Set problem
Find every line of the listing below where "series" appears, and copy it.

Data for the task
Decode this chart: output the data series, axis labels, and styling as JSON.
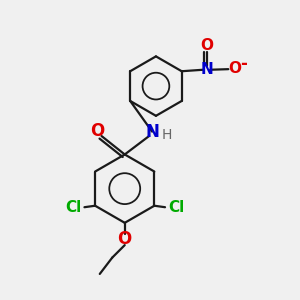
{
  "background_color": "#f0f0f0",
  "bond_color": "#1a1a1a",
  "atom_colors": {
    "O": "#e00000",
    "N": "#0000cc",
    "Cl": "#00aa00",
    "H": "#666666",
    "C": "#1a1a1a"
  },
  "figsize": [
    3.0,
    3.0
  ],
  "dpi": 100,
  "xlim": [
    0,
    10
  ],
  "ylim": [
    0,
    10
  ]
}
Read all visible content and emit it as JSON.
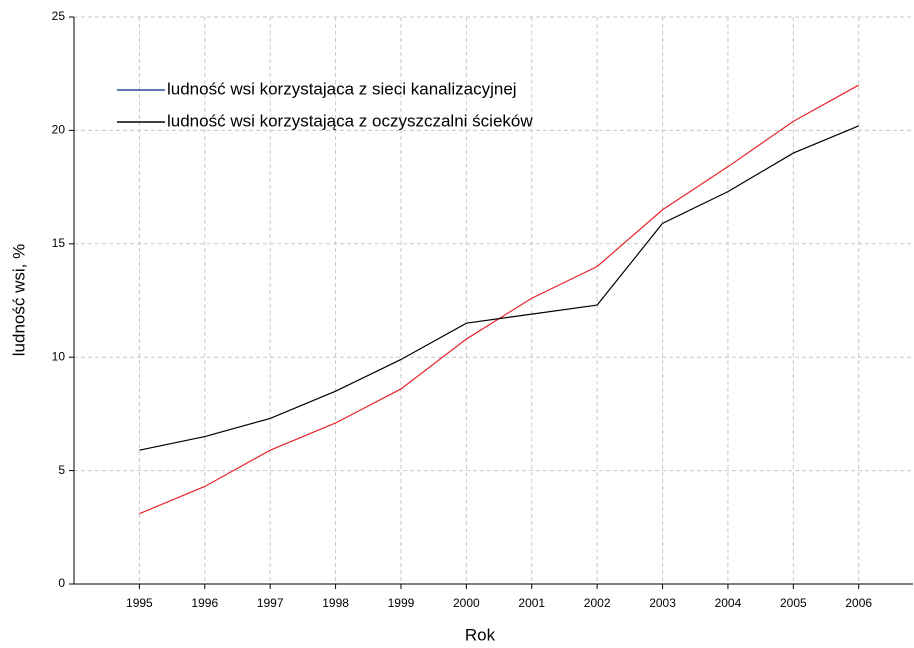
{
  "chart_data": {
    "type": "line",
    "categories": [
      "1995",
      "1996",
      "1997",
      "1998",
      "1999",
      "2000",
      "2001",
      "2002",
      "2003",
      "2004",
      "2005",
      "2006"
    ],
    "x_label": "Rok",
    "y_label": "ludność wsi, %",
    "ylim": [
      0,
      25
    ],
    "yticks": [
      0,
      5,
      10,
      15,
      20,
      25
    ],
    "grid": true,
    "legend": "upper left",
    "series": [
      {
        "name": "ludność wsi korzystajaca z sieci kanalizacyjnej",
        "color": "#e8232a",
        "legend_color": "#2c4aa0",
        "values": [
          3.1,
          4.3,
          5.9,
          7.1,
          8.6,
          10.8,
          12.6,
          14.0,
          16.5,
          18.4,
          20.4,
          22.0
        ]
      },
      {
        "name": "ludność wsi korzystająca z oczyszczalni ścieków",
        "color": "#000000",
        "values": [
          5.9,
          6.5,
          7.3,
          8.5,
          9.9,
          11.5,
          11.9,
          12.3,
          15.9,
          17.3,
          19.0,
          20.2
        ]
      }
    ]
  }
}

Problem solution
Decode this chart: output the data series, axis labels, and styling as JSON.
    "series": [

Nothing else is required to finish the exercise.